Extracted data entries -

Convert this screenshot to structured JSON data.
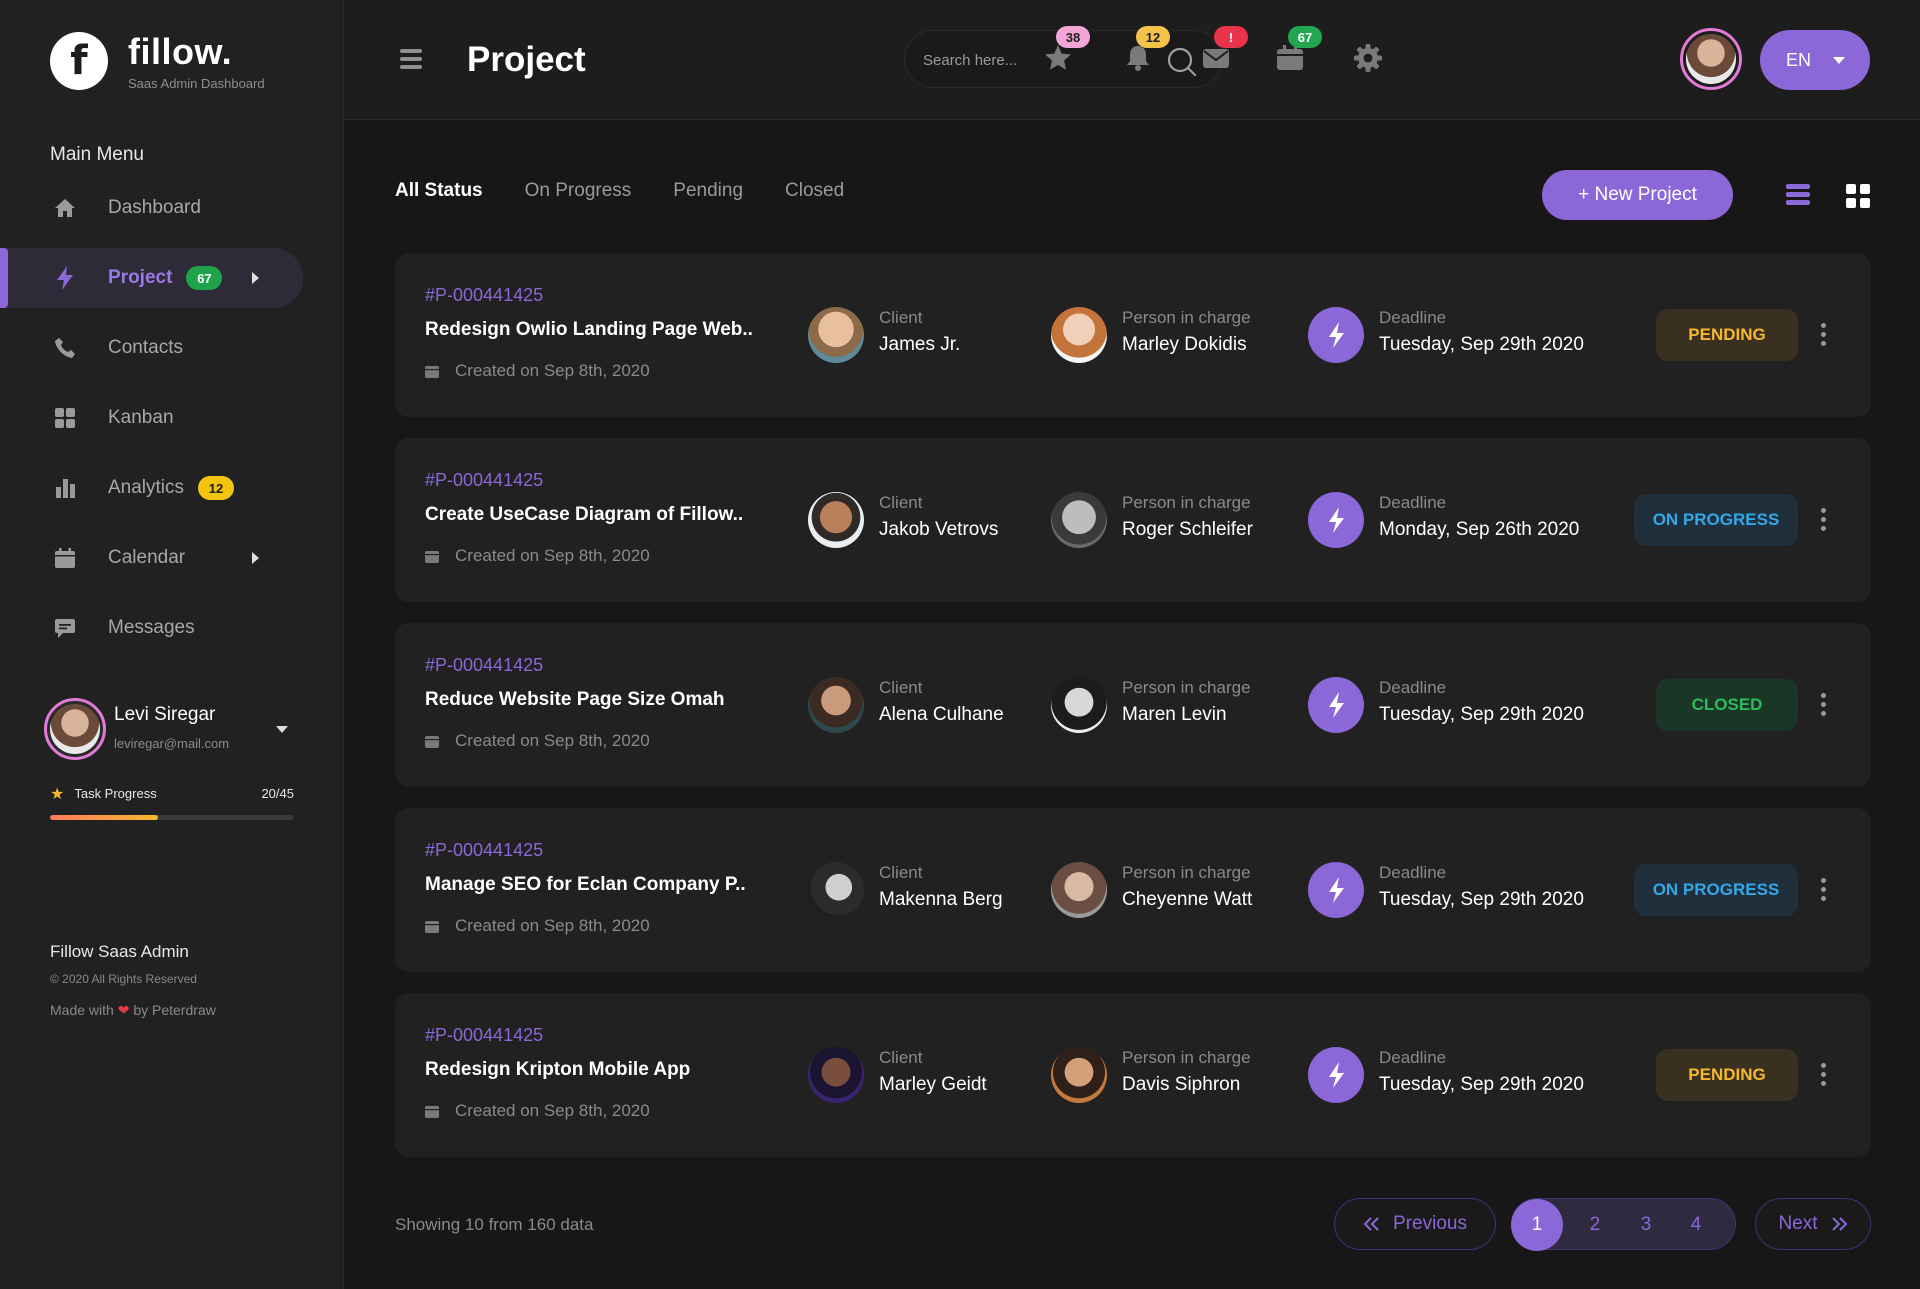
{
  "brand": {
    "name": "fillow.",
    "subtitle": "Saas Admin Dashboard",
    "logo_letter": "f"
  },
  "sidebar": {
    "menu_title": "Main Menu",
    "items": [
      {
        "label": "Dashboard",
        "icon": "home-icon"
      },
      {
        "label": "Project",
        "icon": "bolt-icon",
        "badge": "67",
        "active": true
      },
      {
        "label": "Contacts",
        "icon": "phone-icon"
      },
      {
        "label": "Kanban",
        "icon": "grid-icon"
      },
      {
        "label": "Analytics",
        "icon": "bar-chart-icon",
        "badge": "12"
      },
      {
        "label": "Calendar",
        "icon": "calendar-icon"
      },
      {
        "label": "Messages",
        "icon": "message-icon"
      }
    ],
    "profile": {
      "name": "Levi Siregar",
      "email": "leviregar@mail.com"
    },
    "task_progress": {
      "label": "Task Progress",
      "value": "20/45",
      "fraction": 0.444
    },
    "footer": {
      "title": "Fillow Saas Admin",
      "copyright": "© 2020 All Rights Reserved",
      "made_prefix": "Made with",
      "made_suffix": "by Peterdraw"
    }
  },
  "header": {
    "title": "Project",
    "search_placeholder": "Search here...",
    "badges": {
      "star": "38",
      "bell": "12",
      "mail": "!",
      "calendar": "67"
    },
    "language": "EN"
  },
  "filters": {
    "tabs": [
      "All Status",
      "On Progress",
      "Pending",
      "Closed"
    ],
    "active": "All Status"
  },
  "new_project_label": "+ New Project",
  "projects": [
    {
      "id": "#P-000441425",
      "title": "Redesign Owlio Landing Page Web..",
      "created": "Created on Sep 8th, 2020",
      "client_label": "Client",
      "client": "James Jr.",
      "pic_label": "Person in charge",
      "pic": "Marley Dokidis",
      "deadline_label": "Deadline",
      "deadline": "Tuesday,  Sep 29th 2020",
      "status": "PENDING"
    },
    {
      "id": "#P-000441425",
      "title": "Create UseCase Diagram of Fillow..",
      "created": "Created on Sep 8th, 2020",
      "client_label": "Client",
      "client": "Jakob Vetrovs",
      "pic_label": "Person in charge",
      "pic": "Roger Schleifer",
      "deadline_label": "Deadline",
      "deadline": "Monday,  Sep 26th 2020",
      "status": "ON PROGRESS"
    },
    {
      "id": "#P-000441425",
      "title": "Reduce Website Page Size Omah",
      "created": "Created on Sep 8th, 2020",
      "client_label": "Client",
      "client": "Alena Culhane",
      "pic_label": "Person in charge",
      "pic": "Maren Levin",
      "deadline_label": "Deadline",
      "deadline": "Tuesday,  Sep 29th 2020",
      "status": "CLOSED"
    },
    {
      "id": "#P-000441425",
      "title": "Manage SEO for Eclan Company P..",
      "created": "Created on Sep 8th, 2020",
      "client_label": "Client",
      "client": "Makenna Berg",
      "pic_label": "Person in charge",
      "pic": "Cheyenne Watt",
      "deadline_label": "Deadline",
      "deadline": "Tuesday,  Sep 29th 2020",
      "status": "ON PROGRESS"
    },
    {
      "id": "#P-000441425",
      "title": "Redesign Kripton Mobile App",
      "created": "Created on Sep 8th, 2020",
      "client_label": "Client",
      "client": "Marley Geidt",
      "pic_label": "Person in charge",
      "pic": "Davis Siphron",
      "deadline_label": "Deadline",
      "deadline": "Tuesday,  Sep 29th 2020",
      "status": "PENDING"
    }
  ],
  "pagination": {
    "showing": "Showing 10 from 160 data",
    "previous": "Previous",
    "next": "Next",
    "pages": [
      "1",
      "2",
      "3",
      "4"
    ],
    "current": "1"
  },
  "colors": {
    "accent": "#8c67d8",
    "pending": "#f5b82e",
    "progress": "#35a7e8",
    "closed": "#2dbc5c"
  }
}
==
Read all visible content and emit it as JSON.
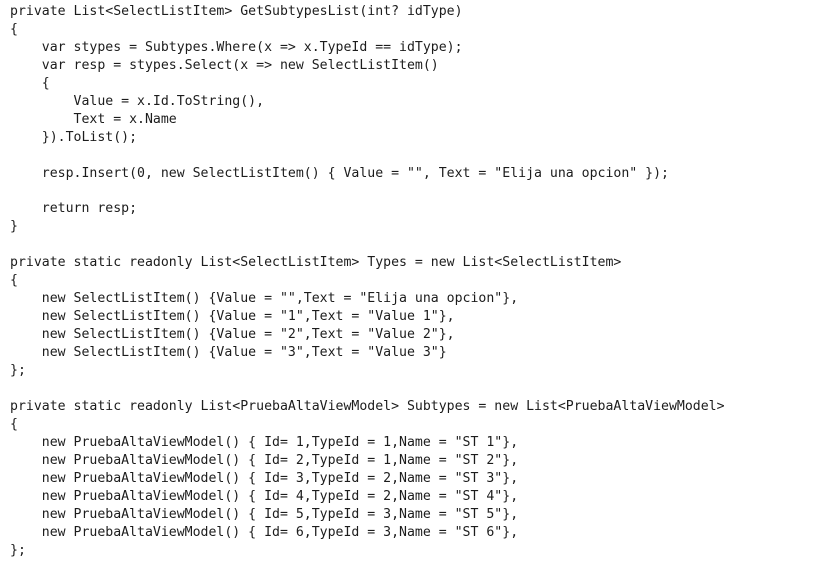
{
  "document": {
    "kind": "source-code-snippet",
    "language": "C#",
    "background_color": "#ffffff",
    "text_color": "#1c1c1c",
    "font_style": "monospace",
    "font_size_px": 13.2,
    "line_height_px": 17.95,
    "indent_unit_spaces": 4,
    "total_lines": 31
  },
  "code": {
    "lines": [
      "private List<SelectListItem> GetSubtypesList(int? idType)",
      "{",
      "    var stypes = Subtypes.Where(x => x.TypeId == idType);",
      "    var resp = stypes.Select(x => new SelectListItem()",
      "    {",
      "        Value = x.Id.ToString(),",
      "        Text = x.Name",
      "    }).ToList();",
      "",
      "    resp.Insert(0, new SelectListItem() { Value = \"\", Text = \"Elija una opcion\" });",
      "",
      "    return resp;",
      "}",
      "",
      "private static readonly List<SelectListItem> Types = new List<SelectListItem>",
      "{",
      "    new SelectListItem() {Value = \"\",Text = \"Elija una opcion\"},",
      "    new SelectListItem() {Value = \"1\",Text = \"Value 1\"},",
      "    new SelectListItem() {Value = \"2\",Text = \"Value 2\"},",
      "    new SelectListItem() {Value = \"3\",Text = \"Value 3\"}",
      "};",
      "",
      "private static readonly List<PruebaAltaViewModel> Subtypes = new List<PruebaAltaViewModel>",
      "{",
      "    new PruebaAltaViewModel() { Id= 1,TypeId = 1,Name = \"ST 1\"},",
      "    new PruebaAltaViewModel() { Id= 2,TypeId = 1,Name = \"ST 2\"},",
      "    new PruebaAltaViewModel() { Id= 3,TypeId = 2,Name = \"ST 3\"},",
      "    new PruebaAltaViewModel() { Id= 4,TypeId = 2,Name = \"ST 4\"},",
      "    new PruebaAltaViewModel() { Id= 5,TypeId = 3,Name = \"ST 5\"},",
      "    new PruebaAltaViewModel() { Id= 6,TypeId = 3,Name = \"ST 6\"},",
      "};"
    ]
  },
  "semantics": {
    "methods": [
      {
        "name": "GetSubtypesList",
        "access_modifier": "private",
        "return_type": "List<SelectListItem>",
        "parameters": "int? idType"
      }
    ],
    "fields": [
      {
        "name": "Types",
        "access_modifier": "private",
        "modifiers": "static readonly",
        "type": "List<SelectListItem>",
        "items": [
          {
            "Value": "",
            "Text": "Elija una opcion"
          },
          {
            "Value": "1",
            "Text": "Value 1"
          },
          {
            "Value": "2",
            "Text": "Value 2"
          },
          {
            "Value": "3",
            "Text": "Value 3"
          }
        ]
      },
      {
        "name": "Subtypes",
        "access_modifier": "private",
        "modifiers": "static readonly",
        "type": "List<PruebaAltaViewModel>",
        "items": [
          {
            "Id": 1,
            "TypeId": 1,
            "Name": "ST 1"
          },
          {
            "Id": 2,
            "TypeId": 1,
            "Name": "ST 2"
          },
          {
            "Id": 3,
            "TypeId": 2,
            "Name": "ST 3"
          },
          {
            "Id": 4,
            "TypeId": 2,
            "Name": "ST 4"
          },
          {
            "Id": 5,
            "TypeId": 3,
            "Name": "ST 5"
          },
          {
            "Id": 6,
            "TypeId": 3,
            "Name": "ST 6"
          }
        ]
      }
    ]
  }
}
* * *
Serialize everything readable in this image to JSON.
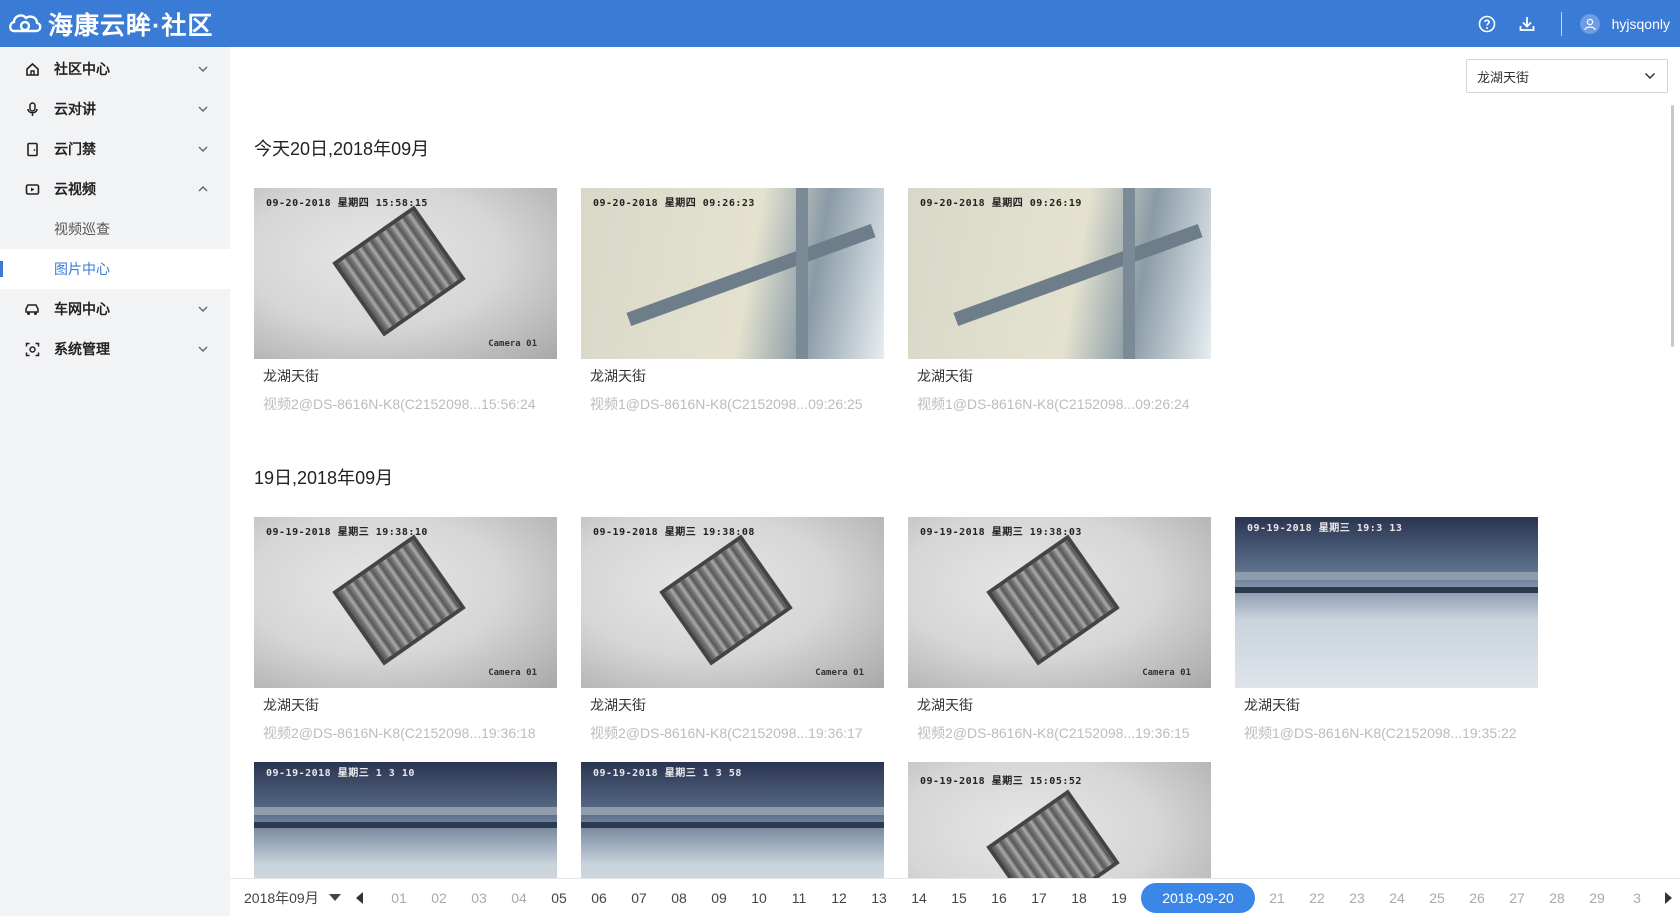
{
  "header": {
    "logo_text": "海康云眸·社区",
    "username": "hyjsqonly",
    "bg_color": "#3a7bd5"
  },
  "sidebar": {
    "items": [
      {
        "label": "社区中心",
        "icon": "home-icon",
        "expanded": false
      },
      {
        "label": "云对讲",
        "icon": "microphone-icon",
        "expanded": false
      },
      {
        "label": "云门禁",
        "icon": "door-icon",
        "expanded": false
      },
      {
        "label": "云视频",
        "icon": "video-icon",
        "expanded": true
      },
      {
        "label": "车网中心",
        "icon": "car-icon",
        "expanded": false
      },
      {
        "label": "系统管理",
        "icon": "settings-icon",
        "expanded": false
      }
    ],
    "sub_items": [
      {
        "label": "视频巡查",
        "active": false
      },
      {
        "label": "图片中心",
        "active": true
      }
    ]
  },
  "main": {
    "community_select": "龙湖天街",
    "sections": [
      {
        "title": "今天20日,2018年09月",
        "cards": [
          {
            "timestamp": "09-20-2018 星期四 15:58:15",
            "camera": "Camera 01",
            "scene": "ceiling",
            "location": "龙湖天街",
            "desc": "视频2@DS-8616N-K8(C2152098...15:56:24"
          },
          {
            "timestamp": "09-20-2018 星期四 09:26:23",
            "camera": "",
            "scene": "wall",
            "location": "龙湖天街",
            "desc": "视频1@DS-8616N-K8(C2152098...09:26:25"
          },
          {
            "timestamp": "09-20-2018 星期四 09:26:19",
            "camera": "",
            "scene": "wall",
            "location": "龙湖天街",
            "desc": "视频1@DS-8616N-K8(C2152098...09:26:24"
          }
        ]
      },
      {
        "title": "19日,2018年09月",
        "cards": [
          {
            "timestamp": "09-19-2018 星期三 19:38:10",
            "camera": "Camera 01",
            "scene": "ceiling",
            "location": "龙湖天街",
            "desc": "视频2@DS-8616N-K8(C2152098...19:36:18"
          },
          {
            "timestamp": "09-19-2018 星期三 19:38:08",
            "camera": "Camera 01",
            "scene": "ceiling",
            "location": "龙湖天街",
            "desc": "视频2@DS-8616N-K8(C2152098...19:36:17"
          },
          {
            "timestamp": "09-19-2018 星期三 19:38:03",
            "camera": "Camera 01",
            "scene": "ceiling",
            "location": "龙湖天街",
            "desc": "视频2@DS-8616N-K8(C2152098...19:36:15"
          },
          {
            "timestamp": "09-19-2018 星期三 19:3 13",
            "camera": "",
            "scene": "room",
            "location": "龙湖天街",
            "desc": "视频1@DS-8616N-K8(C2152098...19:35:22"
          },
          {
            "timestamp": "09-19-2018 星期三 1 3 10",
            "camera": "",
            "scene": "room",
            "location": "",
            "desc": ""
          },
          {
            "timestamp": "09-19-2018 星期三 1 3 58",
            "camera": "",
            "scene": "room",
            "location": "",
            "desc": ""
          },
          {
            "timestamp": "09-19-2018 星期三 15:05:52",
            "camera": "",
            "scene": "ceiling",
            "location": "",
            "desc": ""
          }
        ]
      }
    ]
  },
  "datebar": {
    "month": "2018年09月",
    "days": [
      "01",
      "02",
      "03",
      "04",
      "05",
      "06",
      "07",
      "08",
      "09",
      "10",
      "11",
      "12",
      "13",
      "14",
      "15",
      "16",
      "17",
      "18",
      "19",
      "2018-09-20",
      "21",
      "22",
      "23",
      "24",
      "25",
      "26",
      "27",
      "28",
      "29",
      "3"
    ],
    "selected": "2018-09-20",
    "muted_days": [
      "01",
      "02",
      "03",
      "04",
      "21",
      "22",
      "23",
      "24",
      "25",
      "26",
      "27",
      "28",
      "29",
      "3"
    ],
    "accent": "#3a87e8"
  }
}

Exercise description - Go through the listing above and pull out each line containing the word "opcion".

Result of the task -
      "    resp.Insert(0, new SelectListItem() { Value = \"\", Text = \"Elija una opcion\" });",
      "    new SelectListItem() {Value = \"\",Text = \"Elija una opcion\"},",
            "Text": "Elija una opcion"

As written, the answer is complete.